(Dataset listings of figures)

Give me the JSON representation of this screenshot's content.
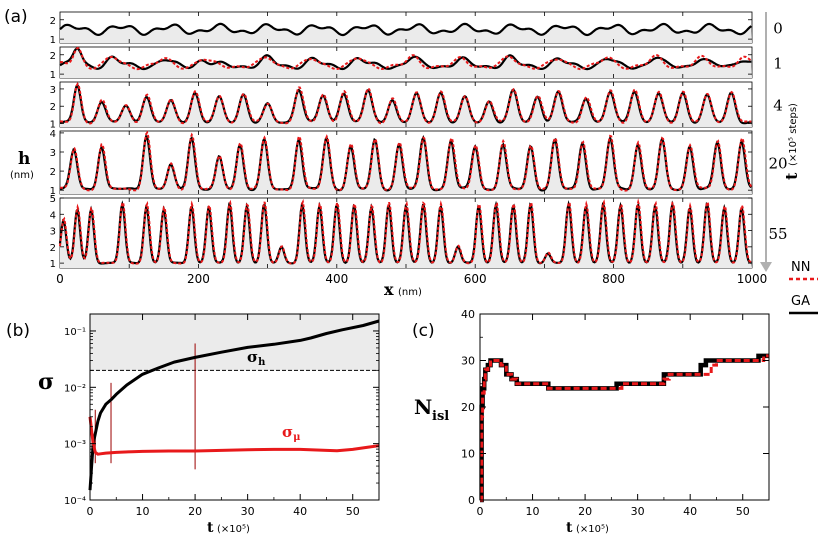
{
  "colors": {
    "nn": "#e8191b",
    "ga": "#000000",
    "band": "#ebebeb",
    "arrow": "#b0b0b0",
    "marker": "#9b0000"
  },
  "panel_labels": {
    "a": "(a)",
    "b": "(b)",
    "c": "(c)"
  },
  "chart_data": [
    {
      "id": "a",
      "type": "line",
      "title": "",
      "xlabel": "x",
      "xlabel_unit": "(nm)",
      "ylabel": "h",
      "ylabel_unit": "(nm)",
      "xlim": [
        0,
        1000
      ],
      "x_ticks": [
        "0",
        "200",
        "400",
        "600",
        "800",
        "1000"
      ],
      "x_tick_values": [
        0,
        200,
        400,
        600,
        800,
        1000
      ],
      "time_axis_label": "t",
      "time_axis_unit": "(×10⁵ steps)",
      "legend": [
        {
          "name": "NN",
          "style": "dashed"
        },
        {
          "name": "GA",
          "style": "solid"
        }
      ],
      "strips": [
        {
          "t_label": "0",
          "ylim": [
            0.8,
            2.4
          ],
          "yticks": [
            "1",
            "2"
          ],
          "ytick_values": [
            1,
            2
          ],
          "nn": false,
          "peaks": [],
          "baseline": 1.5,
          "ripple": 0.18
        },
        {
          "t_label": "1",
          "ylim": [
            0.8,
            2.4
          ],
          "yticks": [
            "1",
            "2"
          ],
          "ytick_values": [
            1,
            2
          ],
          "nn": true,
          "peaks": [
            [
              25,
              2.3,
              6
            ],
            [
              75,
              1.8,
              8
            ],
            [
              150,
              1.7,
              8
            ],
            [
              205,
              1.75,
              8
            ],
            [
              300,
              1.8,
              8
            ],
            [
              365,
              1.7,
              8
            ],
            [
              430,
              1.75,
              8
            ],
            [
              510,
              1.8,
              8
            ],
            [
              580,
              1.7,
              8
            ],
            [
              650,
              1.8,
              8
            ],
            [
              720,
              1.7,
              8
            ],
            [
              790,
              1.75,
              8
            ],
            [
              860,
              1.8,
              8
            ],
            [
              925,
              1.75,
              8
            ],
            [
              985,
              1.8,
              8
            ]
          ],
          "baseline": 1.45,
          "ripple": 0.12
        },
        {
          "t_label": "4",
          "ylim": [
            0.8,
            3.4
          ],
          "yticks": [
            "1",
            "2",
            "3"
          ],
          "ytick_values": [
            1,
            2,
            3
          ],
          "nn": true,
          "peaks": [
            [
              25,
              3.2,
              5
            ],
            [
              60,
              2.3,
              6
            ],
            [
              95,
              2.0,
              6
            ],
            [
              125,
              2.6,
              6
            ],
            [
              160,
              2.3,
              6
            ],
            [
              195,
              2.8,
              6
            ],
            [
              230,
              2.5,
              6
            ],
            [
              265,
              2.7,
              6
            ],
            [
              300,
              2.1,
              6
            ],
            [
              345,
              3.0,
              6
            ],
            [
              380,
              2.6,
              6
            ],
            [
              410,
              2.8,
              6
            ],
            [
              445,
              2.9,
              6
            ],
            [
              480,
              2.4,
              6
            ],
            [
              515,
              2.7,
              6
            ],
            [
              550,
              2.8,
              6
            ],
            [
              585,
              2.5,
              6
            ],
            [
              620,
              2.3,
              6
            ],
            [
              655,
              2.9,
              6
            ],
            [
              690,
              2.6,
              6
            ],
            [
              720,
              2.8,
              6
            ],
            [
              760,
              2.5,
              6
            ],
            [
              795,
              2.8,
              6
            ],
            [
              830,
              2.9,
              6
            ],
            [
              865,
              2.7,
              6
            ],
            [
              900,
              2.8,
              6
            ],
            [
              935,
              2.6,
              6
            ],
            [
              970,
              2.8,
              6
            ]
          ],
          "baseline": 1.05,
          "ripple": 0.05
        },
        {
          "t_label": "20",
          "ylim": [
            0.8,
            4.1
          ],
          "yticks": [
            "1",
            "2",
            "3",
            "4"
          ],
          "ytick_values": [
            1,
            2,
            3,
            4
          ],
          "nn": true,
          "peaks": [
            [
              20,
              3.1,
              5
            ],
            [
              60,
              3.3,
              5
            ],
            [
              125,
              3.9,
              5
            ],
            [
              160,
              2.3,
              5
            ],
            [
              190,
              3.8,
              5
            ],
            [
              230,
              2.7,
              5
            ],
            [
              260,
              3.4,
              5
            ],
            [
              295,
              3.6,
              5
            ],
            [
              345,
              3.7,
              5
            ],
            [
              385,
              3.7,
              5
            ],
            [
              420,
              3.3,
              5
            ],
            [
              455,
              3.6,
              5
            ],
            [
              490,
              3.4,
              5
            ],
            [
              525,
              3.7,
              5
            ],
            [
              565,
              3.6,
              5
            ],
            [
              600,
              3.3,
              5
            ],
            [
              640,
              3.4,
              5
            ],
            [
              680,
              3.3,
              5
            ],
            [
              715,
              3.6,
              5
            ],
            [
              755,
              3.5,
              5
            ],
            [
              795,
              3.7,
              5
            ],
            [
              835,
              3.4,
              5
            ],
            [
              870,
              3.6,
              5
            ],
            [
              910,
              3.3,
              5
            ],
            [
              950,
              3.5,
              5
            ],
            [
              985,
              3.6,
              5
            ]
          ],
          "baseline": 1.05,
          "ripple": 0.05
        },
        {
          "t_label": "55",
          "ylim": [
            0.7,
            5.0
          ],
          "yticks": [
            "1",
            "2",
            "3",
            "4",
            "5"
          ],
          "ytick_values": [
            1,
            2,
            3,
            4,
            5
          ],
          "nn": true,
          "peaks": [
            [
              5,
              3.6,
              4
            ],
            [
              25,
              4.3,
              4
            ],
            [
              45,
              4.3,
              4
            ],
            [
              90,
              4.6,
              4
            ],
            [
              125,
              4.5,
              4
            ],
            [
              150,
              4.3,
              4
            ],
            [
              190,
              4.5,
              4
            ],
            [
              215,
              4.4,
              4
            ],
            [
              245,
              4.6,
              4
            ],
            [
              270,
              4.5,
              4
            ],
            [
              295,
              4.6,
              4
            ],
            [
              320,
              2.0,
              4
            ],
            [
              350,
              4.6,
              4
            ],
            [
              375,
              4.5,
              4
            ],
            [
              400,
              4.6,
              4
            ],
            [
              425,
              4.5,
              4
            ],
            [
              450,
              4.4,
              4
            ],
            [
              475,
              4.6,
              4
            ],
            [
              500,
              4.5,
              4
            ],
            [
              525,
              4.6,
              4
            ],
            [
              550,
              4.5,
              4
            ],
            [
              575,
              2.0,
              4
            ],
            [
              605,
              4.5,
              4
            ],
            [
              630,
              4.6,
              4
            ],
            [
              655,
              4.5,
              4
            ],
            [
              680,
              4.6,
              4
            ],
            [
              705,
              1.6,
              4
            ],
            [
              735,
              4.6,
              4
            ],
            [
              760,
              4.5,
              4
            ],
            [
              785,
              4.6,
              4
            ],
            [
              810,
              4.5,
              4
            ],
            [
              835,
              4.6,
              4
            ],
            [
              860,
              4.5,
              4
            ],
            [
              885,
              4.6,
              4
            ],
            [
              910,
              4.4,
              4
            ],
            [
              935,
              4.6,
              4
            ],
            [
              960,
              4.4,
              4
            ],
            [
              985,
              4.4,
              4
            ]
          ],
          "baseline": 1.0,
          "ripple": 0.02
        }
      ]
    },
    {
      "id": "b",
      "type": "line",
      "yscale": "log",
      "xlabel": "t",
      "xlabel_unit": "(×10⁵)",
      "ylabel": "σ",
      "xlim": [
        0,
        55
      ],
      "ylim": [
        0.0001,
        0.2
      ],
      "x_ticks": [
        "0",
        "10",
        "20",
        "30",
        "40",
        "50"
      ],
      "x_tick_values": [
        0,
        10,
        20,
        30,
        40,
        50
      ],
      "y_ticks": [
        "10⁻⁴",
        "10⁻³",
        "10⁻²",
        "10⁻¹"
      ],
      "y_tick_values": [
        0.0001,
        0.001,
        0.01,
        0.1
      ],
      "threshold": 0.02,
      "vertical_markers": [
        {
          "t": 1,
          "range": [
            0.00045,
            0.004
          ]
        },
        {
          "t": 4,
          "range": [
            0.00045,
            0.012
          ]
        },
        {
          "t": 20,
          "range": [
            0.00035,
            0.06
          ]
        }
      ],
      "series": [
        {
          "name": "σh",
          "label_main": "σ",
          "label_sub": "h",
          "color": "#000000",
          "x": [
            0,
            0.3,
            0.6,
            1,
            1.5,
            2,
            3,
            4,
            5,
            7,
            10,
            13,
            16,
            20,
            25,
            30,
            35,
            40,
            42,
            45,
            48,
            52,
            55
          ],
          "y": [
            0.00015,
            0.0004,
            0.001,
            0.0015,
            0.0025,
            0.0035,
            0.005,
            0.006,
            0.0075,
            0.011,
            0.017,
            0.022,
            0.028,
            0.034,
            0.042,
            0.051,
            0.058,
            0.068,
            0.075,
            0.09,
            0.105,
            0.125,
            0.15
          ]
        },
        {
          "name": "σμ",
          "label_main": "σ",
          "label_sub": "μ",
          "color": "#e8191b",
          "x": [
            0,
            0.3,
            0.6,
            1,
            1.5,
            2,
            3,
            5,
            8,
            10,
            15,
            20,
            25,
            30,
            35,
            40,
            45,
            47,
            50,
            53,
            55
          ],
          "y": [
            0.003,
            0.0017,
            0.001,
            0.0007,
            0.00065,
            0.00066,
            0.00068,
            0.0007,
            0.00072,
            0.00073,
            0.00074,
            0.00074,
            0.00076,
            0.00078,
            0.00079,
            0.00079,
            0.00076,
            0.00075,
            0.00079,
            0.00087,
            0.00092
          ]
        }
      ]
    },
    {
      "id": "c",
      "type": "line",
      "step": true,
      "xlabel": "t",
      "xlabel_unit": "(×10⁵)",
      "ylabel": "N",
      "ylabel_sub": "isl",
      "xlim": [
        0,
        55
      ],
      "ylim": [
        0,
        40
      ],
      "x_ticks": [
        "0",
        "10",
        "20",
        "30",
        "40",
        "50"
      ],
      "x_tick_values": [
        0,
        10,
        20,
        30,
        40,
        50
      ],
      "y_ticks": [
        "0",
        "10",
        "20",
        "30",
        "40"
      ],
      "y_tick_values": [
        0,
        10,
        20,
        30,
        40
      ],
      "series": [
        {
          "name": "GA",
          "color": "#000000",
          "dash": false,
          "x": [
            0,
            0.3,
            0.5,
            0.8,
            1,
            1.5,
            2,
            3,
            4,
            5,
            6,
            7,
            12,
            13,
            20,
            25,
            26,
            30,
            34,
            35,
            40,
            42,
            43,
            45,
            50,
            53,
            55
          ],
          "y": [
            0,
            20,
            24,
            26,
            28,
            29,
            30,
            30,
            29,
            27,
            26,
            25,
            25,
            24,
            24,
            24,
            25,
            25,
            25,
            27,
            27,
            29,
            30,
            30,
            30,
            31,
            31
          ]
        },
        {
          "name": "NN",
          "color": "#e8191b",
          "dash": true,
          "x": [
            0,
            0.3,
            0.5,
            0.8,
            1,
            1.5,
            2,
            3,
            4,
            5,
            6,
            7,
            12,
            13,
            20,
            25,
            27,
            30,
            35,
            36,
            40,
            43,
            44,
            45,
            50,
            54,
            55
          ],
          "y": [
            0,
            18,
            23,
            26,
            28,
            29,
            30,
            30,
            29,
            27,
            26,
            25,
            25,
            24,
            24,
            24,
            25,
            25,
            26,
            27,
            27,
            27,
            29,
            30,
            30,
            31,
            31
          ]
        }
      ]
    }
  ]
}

» Task requirements: In the records above, locate every line with the string "ripple" and copy it.

» Reply to the task:
          "ripple": 0.18
          "ripple": 0.12
          "ripple": 0.05
          "ripple": 0.05
          "ripple": 0.02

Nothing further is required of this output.